Direction: Copy each line below that includes "Позиции".

(Part of a data file)
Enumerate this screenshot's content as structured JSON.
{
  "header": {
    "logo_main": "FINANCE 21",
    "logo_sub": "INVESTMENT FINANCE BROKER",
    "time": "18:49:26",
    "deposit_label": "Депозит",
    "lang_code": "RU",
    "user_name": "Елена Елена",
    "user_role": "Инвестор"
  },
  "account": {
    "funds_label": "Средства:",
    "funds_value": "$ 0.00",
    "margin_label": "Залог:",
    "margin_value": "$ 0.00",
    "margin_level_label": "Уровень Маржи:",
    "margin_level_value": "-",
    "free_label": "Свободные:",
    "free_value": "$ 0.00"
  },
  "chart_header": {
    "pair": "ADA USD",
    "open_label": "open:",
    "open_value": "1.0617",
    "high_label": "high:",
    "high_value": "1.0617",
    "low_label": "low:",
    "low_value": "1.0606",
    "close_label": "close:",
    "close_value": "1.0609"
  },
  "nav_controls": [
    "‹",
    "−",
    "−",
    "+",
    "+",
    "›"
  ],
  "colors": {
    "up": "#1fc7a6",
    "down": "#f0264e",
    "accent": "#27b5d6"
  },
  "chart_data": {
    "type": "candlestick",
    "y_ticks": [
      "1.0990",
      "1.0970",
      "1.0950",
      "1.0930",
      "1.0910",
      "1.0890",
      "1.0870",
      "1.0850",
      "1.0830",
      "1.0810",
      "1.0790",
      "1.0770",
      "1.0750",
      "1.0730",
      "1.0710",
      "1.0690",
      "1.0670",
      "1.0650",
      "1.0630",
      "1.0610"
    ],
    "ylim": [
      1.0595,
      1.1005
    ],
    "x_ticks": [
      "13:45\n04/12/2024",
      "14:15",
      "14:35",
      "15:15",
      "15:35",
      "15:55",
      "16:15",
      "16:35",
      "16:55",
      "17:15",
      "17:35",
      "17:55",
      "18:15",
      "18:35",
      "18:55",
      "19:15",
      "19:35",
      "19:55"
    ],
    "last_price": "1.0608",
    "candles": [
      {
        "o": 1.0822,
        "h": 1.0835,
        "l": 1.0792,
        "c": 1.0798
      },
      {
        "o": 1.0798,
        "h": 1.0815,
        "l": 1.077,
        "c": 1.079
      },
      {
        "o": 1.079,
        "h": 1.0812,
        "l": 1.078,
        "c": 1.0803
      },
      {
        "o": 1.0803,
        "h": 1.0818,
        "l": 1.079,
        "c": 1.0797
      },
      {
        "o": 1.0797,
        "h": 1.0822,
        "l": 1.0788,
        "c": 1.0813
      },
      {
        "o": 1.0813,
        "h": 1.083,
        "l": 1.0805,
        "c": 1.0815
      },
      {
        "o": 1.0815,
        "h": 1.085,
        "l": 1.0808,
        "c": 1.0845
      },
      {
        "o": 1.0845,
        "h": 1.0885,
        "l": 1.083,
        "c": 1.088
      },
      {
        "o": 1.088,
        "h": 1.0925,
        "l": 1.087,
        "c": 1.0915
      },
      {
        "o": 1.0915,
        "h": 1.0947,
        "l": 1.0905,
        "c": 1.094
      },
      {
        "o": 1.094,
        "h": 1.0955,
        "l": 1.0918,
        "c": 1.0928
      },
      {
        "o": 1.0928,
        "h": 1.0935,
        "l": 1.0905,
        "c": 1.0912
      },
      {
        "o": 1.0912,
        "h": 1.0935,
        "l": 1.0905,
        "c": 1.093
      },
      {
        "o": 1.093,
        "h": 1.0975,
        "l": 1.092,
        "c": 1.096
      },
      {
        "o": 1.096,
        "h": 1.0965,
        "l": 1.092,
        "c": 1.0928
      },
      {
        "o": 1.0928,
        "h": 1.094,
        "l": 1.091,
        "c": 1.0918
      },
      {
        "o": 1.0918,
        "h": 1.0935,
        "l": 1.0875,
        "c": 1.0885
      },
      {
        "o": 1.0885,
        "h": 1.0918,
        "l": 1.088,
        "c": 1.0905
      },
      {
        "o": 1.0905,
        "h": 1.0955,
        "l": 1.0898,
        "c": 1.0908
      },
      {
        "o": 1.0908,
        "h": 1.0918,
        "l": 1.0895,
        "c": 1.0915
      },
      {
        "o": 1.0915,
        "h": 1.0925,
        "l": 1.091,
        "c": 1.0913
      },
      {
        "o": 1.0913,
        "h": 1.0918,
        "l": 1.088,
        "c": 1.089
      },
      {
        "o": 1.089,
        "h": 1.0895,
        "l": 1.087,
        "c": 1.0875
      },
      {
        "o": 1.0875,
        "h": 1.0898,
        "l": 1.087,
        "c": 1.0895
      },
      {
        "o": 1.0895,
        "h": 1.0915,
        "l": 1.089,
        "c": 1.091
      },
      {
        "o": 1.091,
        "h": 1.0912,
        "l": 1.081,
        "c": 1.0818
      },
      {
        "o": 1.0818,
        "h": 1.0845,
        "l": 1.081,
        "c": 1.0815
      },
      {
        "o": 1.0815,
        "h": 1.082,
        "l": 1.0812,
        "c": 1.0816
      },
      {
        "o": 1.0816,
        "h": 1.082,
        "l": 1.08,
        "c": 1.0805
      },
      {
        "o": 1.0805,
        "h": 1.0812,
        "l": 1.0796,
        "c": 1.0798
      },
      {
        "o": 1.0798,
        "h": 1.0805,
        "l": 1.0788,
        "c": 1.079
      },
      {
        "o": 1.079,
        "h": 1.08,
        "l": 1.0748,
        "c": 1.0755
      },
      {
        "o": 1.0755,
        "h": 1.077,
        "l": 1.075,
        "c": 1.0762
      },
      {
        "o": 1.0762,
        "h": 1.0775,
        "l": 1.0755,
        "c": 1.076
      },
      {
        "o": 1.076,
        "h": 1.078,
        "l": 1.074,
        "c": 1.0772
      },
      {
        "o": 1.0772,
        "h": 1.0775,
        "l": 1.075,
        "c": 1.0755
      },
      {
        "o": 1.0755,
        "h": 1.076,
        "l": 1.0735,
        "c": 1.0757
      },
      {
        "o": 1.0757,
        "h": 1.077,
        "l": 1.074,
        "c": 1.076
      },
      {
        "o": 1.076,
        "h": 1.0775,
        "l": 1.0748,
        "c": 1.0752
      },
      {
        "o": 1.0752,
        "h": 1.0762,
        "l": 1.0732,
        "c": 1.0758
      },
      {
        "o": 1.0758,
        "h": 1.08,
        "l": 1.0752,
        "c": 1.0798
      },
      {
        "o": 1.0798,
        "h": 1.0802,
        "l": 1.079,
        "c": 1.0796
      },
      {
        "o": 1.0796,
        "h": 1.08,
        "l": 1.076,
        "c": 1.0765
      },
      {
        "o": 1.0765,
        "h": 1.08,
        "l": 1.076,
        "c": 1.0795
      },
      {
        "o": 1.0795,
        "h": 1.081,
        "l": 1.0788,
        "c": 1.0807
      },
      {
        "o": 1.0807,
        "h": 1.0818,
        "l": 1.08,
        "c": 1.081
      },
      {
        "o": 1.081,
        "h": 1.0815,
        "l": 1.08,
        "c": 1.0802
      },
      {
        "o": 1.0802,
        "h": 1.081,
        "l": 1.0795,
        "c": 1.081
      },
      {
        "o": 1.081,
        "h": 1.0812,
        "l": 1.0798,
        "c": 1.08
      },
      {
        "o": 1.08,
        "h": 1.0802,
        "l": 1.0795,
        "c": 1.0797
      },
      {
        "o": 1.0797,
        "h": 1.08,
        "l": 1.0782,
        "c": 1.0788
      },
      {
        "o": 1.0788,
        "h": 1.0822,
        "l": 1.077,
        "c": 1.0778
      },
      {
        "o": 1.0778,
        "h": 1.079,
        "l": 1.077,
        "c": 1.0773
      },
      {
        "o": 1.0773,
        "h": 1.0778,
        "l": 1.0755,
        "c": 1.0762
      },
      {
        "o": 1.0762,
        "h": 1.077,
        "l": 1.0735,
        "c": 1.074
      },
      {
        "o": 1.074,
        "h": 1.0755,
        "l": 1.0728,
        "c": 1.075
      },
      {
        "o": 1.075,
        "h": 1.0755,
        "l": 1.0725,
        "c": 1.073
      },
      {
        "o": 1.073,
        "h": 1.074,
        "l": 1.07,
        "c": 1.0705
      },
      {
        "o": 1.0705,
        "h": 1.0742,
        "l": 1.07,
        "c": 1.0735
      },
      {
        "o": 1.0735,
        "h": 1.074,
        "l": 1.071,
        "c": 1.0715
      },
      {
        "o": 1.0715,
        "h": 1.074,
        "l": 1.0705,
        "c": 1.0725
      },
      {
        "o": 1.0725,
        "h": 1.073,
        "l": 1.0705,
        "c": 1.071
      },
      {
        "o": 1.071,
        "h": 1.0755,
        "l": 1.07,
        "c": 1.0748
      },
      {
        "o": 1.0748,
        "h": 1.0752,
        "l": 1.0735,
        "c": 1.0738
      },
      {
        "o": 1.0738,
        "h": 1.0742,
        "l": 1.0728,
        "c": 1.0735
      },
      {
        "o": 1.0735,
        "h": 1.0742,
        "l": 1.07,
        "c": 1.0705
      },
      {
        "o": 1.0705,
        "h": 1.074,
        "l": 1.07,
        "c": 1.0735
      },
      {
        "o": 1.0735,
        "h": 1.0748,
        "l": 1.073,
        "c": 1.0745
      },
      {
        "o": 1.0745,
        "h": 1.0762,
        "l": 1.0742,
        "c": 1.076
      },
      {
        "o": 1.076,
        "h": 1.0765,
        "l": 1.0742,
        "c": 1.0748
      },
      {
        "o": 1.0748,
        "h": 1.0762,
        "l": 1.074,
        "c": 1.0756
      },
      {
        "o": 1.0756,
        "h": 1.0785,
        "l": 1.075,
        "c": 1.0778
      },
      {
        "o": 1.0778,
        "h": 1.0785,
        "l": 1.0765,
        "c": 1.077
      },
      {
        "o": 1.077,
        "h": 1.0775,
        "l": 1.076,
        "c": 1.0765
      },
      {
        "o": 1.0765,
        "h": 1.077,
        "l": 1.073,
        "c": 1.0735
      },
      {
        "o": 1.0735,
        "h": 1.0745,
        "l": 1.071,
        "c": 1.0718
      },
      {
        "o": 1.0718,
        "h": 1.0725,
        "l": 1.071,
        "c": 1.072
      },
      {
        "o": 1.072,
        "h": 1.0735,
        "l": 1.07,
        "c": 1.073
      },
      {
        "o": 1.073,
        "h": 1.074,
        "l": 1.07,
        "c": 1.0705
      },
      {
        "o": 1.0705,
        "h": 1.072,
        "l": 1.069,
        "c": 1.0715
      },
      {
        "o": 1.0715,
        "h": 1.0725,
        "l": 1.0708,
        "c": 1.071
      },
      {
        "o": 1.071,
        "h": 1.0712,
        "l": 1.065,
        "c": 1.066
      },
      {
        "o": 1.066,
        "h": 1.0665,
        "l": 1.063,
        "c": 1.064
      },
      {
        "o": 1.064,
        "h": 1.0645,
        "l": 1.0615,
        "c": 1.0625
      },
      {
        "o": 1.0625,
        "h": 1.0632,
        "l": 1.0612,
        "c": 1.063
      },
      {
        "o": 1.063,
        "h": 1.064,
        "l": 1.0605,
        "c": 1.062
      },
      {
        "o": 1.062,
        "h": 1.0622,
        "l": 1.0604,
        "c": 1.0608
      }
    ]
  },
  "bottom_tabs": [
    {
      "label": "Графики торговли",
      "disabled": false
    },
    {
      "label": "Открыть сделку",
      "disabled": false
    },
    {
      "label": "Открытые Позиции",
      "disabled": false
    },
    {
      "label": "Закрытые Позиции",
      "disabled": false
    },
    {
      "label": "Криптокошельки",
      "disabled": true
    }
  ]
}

Worked solution:
      "label": "Открытые Позиции",
      "label": "Закрытые Позиции",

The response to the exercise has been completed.